■ **WORK TO BE COMPLETED**
From the listing, collect all lines containing the word "bardziej".

Collection entries:
§

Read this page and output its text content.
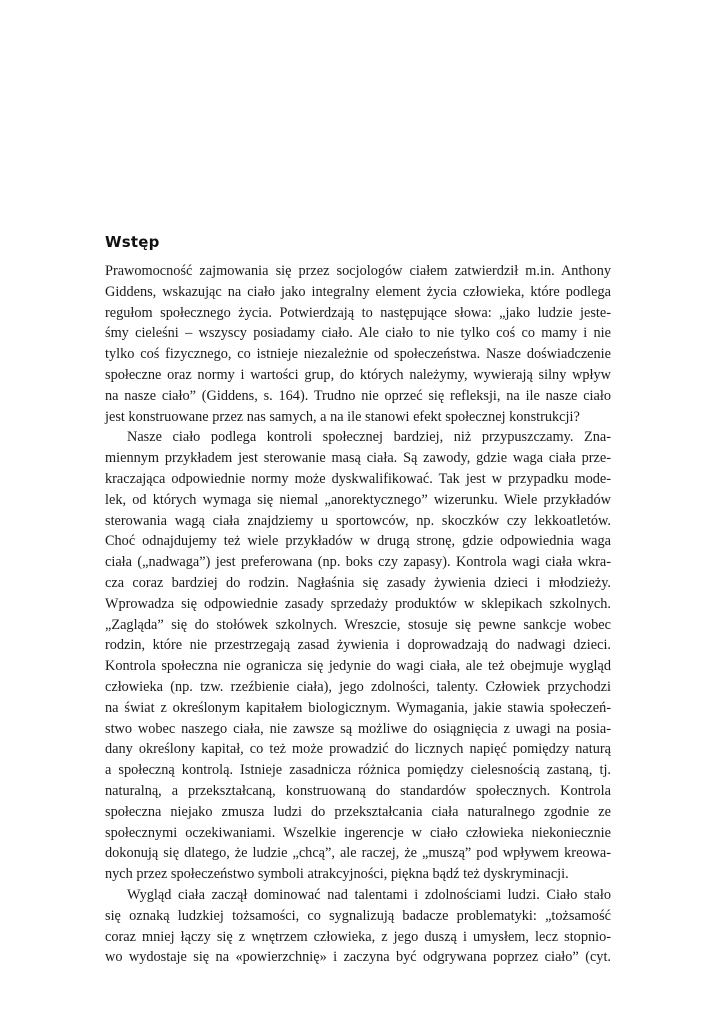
Wstęp
Prawomocność zajmowania się przez socjologów ciałem zatwierdził m.in. Anthony
Giddens, wskazując na ciało jako integralny element życia człowieka, które podlega
regułom społecznego życia. Potwierdzają to następujące słowa: „jako ludzie jeste-
śmy cieleśni – wszyscy posiadamy ciało. Ale ciało to nie tylko coś co mamy i nie
tylko coś fizycznego, co istnieje niezależnie od społeczeństwa. Nasze doświadczenie
społeczne oraz normy i wartości grup, do których należymy, wywierają silny wpływ
na nasze ciało” (Giddens, s. 164). Trudno nie oprzeć się refleksji, na ile nasze ciało
jest konstruowane przez nas samych, a na ile stanowi efekt społecznej konstrukcji?
Nasze ciało podlega kontroli społecznej bardziej, niż przypuszczamy. Zna-
miennym przykładem jest sterowanie masą ciała. Są zawody, gdzie waga ciała prze-
kraczająca odpowiednie normy może dyskwalifikować. Tak jest w przypadku mode-
lek, od których wymaga się niemal „anorektycznego” wizerunku. Wiele przykładów
sterowania wagą ciała znajdziemy u sportowców, np. skoczków czy lekkoatletów.
Choć odnajdujemy też wiele przykładów w drugą stronę, gdzie odpowiednia waga
ciała („nadwaga”) jest preferowana (np. boks czy zapasy). Kontrola wagi ciała wkra-
cza coraz bardziej do rodzin. Nagłaśnia się zasady żywienia dzieci i młodzieży.
Wprowadza się odpowiednie zasady sprzedaży produktów w sklepikach szkolnych.
„Zagląda” się do stołówek szkolnych. Wreszcie, stosuje się pewne sankcje wobec
rodzin, które nie przestrzegają zasad żywienia i doprowadzają do nadwagi dzieci.
Kontrola społeczna nie ogranicza się jedynie do wagi ciała, ale też obejmuje wygląd
człowieka (np. tzw. rzeźbienie ciała), jego zdolności, talenty. Człowiek przychodzi
na świat z określonym kapitałem biologicznym. Wymagania, jakie stawia społeczeń-
stwo wobec naszego ciała, nie zawsze są możliwe do osiągnięcia z uwagi na posia-
dany określony kapitał, co też może prowadzić do licznych napięć pomiędzy naturą
a społeczną kontrolą. Istnieje zasadnicza różnica pomiędzy cielesnością zastaną, tj.
naturalną, a przekształcaną, konstruowaną do standardów społecznych. Kontrola
społeczna niejako zmusza ludzi do przekształcania ciała naturalnego zgodnie ze
społecznymi oczekiwaniami. Wszelkie ingerencje w ciało człowieka niekoniecznie
dokonują się dlatego, że ludzie „chcą”, ale raczej, że „muszą” pod wpływem kreowa-
nych przez społeczeństwo symboli atrakcyjności, piękna bądź też dyskryminacji.
Wygląd ciała zaczął dominować nad talentami i zdolnościami ludzi. Ciało stało
się oznaką ludzkiej tożsamości, co sygnalizują badacze problematyki: „tożsamość
coraz mniej łączy się z wnętrzem człowieka, z jego duszą i umysłem, lecz stopnio-
wo wydostaje się na «powierzchnię» i zaczyna być odgrywana poprzez ciało” (cyt.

§

■ **WRITTEN ANSWER**
Nasze ciało podlega kontroli społecznej bardziej, niż przypuszczamy. Zna-
cza coraz bardziej do rodzin. Nagłaśnia się zasady żywienia dzieci i młodzieży.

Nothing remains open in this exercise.